Every record must be transcribed in its entirety, apart from the images, which are to be omitted.

##############################

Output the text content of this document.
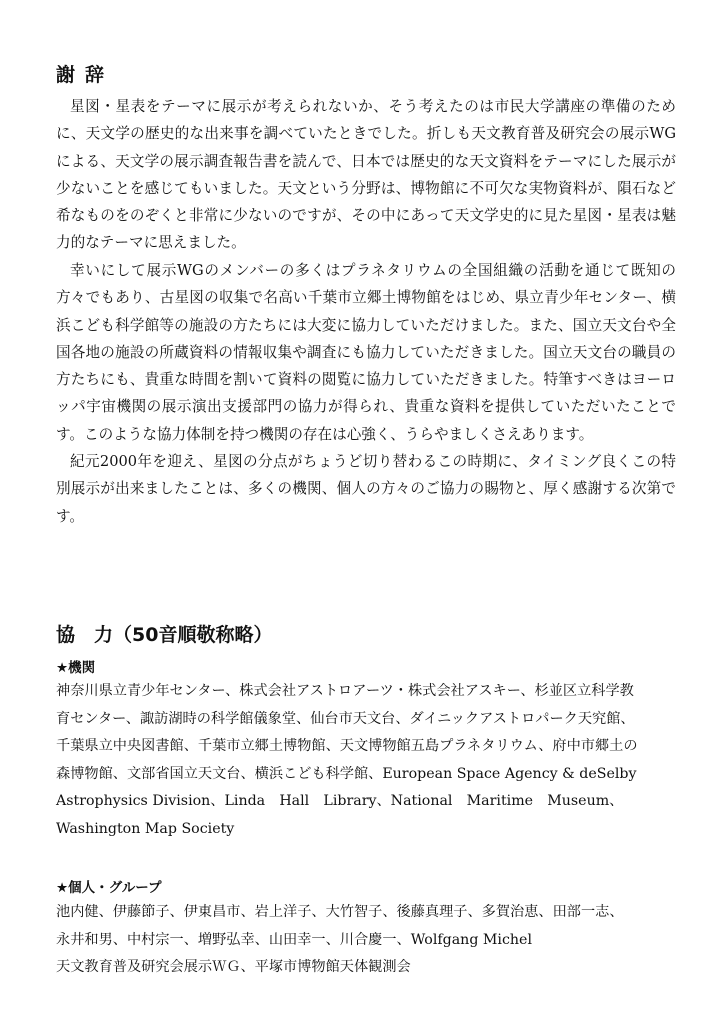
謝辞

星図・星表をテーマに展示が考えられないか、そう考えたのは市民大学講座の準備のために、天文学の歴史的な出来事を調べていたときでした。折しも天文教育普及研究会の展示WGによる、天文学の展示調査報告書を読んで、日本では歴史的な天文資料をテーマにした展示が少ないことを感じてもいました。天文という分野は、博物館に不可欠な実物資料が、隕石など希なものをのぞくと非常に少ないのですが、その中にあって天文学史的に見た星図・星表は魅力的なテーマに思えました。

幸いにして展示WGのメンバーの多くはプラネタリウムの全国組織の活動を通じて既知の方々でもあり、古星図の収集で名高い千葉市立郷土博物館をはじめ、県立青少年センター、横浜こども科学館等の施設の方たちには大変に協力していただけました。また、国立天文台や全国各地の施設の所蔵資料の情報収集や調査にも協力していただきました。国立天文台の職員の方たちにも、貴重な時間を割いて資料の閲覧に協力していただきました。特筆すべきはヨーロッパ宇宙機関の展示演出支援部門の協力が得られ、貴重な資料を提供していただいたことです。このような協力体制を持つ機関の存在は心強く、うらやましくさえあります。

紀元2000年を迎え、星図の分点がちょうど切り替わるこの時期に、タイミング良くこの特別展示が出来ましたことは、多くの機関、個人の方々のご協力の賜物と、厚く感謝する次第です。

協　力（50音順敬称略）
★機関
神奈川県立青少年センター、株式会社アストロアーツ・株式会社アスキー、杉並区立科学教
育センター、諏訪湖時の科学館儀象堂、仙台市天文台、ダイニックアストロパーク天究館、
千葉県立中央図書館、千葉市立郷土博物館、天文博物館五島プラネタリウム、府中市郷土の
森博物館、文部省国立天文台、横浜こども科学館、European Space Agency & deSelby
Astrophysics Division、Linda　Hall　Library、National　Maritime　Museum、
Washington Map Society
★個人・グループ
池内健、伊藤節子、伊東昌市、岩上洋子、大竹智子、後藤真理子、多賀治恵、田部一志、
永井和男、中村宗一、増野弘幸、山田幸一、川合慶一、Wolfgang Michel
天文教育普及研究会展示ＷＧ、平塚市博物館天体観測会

##############################

**Result of this exercise**
Output the text content of this document.
謝辞

星図・星表をテーマに展示が考えられないか、そう考えたのは市民大学講座の準備のために、天文学の歴史的な出来事を調べていたときでした。折しも天文教育普及研究会の展示WGによる、天文学の展示調査報告書を読んで、日本では歴史的な天文資料をテーマにした展示が少ないことを感じてもいました。天文という分野は、博物館に不可欠な実物資料が、隕石など希なものをのぞくと非常に少ないのですが、その中にあって天文学史的に見た星図・星表は魅力的なテーマに思えました。

幸いにして展示WGのメンバーの多くはプラネタリウムの全国組織の活動を通じて既知の方々でもあり、古星図の収集で名高い千葉市立郷土博物館をはじめ、県立青少年センター、横浜こども科学館等の施設の方たちには大変に協力していただけました。また、国立天文台や全国各地の施設の所蔵資料の情報収集や調査にも協力していただきました。国立天文台の職員の方たちにも、貴重な時間を割いて資料の閲覧に協力していただきました。特筆すべきはヨーロッパ宇宙機関の展示演出支援部門の協力が得られ、貴重な資料を提供していただいたことです。このような協力体制を持つ機関の存在は心強く、うらやましくさえあります。

紀元2000年を迎え、星図の分点がちょうど切り替わるこの時期に、タイミング良くこの特別展示が出来ましたことは、多くの機関、個人の方々のご協力の賜物と、厚く感謝する次第です。

協　力（50音順敬称略）
★機関
神奈川県立青少年センター、株式会社アストロアーツ・株式会社アスキー、杉並区立科学教
育センター、諏訪湖時の科学館儀象堂、仙台市天文台、ダイニックアストロパーク天究館、
千葉県立中央図書館、千葉市立郷土博物館、天文博物館五島プラネタリウム、府中市郷土の
森博物館、文部省国立天文台、横浜こども科学館、European Space Agency & deSelby
Astrophysics Division、Linda　Hall　Library、National　Maritime　Museum、
Washington Map Society
★個人・グループ
池内健、伊藤節子、伊東昌市、岩上洋子、大竹智子、後藤真理子、多賀治恵、田部一志、
永井和男、中村宗一、増野弘幸、山田幸一、川合慶一、Wolfgang Michel
天文教育普及研究会展示ＷＧ、平塚市博物館天体観測会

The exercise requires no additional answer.